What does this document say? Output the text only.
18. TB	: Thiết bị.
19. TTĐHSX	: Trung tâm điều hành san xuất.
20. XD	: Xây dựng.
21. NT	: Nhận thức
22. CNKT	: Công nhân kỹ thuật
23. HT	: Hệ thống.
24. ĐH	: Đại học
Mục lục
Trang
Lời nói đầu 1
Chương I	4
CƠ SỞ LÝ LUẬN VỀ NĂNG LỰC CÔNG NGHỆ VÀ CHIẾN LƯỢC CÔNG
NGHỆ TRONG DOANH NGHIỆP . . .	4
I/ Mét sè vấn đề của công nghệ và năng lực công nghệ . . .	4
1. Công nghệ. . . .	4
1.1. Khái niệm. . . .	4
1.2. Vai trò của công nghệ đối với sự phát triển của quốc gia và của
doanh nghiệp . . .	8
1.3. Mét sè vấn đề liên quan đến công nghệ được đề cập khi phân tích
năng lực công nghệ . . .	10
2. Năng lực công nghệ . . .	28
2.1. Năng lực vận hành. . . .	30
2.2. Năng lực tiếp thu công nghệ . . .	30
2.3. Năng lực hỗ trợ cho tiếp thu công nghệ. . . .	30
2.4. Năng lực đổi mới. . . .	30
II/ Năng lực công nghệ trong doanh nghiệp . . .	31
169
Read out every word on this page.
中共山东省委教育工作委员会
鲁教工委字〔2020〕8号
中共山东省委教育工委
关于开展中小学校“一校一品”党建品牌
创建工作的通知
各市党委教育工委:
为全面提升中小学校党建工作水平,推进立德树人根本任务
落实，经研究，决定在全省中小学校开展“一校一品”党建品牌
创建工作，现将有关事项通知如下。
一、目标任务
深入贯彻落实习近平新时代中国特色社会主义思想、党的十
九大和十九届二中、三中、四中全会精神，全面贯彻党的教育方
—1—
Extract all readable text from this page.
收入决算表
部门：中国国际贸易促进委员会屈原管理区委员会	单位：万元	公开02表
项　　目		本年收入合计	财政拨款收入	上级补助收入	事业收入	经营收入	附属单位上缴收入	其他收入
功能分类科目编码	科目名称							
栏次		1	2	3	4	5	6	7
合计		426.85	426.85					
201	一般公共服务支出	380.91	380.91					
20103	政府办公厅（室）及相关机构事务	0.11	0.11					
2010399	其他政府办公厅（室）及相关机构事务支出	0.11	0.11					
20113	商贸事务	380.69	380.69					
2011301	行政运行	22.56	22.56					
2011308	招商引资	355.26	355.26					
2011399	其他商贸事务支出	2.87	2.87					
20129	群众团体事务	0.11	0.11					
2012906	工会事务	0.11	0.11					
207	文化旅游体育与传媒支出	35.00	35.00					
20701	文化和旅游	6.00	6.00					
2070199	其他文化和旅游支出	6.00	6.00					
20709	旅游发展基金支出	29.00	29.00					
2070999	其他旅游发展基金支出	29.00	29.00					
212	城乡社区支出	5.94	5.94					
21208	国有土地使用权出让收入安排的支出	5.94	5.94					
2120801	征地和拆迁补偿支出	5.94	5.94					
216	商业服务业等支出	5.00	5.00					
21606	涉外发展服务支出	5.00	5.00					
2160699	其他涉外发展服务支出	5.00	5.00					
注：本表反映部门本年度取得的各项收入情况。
********
Instruction:
Reproduce the full listing exactly.

Exercise answer:
What does this document say? Output the text only.
18. TB	: Thiết bị.
19. TTĐHSX	: Trung tâm điều hành san xuất.
20. XD	: Xây dựng.
21. NT	: Nhận thức
22. CNKT	: Công nhân kỹ thuật
23. HT	: Hệ thống.
24. ĐH	: Đại học
Mục lục
Trang
Lời nói đầu 1
Chương I	4
CƠ SỞ LÝ LUẬN VỀ NĂNG LỰC CÔNG NGHỆ VÀ CHIẾN LƯỢC CÔNG
NGHỆ TRONG DOANH NGHIỆP . . .	4
I/ Mét sè vấn đề của công nghệ và năng lực công nghệ . . .	4
1. Công nghệ. . . .	4
1.1. Khái niệm. . . .	4
1.2. Vai trò của công nghệ đối với sự phát triển của quốc gia và của
doanh nghiệp . . .	8
1.3. Mét sè vấn đề liên quan đến công nghệ được đề cập khi phân tích
năng lực công nghệ . . .	10
2. Năng lực công nghệ . . .	28
2.1. Năng lực vận hành. . . .	30
2.2. Năng lực tiếp thu công nghệ . . .	30
2.3. Năng lực hỗ trợ cho tiếp thu công nghệ. . . .	30
2.4. Năng lực đổi mới. . . .	30
II/ Năng lực công nghệ trong doanh nghiệp . . .	31
169
Read out every word on this page.
中共山东省委教育工作委员会
鲁教工委字〔2020〕8号
中共山东省委教育工委
关于开展中小学校“一校一品”党建品牌
创建工作的通知
各市党委教育工委:
为全面提升中小学校党建工作水平,推进立德树人根本任务
落实，经研究，决定在全省中小学校开展“一校一品”党建品牌
创建工作，现将有关事项通知如下。
一、目标任务
深入贯彻落实习近平新时代中国特色社会主义思想、党的十
九大和十九届二中、三中、四中全会精神，全面贯彻党的教育方
—1—
Extract all readable text from this page.
收入决算表
部门：中国国际贸易促进委员会屈原管理区委员会	单位：万元	公开02表
项　　目		本年收入合计	财政拨款收入	上级补助收入	事业收入	经营收入	附属单位上缴收入	其他收入
功能分类科目编码	科目名称							
栏次		1	2	3	4	5	6	7
合计		426.85	426.85					
201	一般公共服务支出	380.91	380.91					
20103	政府办公厅（室）及相关机构事务	0.11	0.11					
2010399	其他政府办公厅（室）及相关机构事务支出	0.11	0.11					
20113	商贸事务	380.69	380.69					
2011301	行政运行	22.56	22.56					
2011308	招商引资	355.26	355.26					
2011399	其他商贸事务支出	2.87	2.87					
20129	群众团体事务	0.11	0.11					
2012906	工会事务	0.11	0.11					
207	文化旅游体育与传媒支出	35.00	35.00					
20701	文化和旅游	6.00	6.00					
2070199	其他文化和旅游支出	6.00	6.00					
20709	旅游发展基金支出	29.00	29.00					
2070999	其他旅游发展基金支出	29.00	29.00					
212	城乡社区支出	5.94	5.94					
21208	国有土地使用权出让收入安排的支出	5.94	5.94					
2120801	征地和拆迁补偿支出	5.94	5.94					
216	商业服务业等支出	5.00	5.00					
21606	涉外发展服务支出	5.00	5.00					
2160699	其他涉外发展服务支出	5.00	5.00					
注：本表反映部门本年度取得的各项收入情况。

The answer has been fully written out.